== TASK REQUIREMENTS ==
Quote every line below exactly and skip any picture.

== DATASET RECORDS ==
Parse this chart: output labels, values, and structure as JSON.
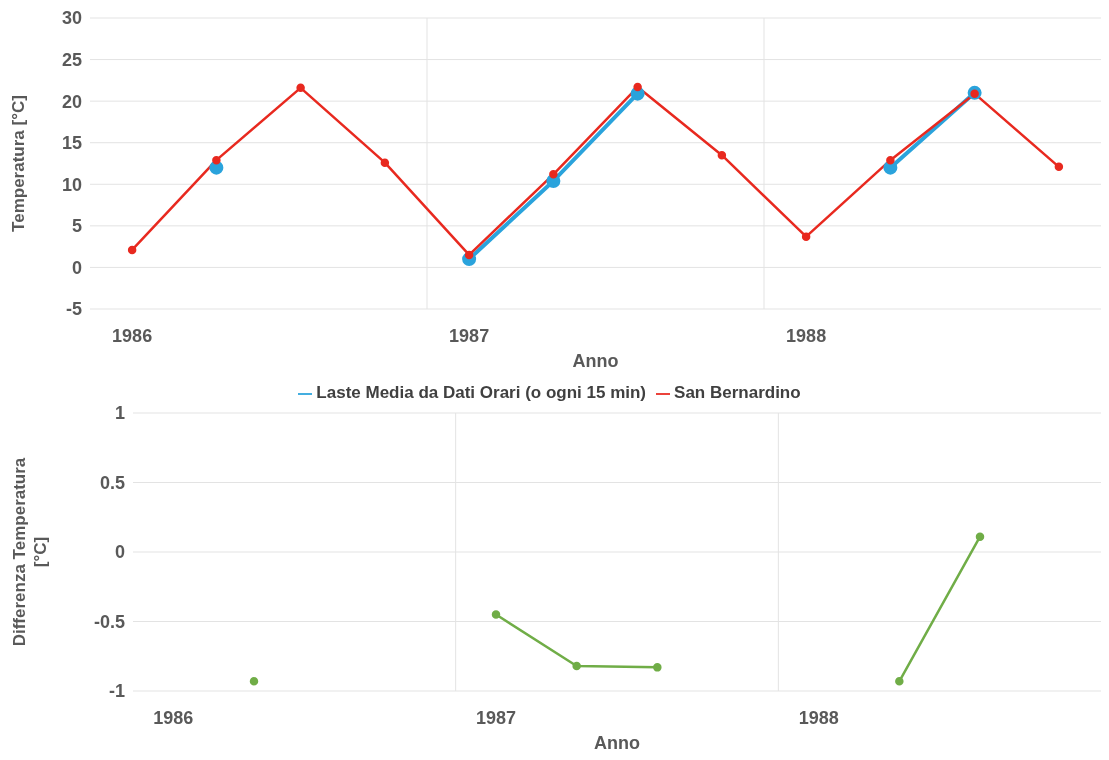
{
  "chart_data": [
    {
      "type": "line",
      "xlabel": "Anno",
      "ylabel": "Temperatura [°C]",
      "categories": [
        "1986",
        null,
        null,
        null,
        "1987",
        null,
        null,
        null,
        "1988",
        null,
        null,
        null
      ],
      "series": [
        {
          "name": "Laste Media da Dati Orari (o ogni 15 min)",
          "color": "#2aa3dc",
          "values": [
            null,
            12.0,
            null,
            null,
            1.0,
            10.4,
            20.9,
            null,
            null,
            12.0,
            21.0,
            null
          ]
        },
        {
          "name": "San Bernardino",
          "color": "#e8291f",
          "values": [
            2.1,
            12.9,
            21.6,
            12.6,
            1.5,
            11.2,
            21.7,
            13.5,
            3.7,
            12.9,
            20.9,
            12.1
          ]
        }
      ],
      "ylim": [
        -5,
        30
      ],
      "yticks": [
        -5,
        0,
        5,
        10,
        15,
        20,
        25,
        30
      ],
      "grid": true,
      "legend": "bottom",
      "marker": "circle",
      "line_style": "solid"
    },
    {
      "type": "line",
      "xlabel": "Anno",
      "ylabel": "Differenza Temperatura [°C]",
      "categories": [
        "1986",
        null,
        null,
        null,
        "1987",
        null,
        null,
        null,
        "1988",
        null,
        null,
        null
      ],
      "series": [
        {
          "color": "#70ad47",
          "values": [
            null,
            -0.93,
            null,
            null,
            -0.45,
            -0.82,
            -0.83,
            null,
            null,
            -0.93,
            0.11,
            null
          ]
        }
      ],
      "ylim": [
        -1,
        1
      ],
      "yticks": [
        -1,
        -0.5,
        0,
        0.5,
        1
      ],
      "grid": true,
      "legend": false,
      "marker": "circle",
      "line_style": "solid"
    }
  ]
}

== TASK SOLUTION ==
Parse this chart: output labels, values, and structure as JSON.
{
  "chart_data": [
    {
      "type": "line",
      "xlabel": "Anno",
      "ylabel": "Temperatura [°C]",
      "categories": [
        "1986",
        null,
        null,
        null,
        "1987",
        null,
        null,
        null,
        "1988",
        null,
        null,
        null
      ],
      "series": [
        {
          "name": "Laste Media da Dati Orari (o ogni 15 min)",
          "color": "#2aa3dc",
          "values": [
            null,
            12.0,
            null,
            null,
            1.0,
            10.4,
            20.9,
            null,
            null,
            12.0,
            21.0,
            null
          ]
        },
        {
          "name": "San Bernardino",
          "color": "#e8291f",
          "values": [
            2.1,
            12.9,
            21.6,
            12.6,
            1.5,
            11.2,
            21.7,
            13.5,
            3.7,
            12.9,
            20.9,
            12.1
          ]
        }
      ],
      "ylim": [
        -5,
        30
      ],
      "yticks": [
        -5,
        0,
        5,
        10,
        15,
        20,
        25,
        30
      ],
      "grid": true,
      "legend": "bottom",
      "marker": "circle",
      "line_style": "solid"
    },
    {
      "type": "line",
      "xlabel": "Anno",
      "ylabel": "Differenza Temperatura [°C]",
      "categories": [
        "1986",
        null,
        null,
        null,
        "1987",
        null,
        null,
        null,
        "1988",
        null,
        null,
        null
      ],
      "series": [
        {
          "color": "#70ad47",
          "values": [
            null,
            -0.93,
            null,
            null,
            -0.45,
            -0.82,
            -0.83,
            null,
            null,
            -0.93,
            0.11,
            null
          ]
        }
      ],
      "ylim": [
        -1,
        1
      ],
      "yticks": [
        -1,
        -0.5,
        0,
        0.5,
        1
      ],
      "grid": true,
      "legend": false,
      "marker": "circle",
      "line_style": "solid"
    }
  ]
}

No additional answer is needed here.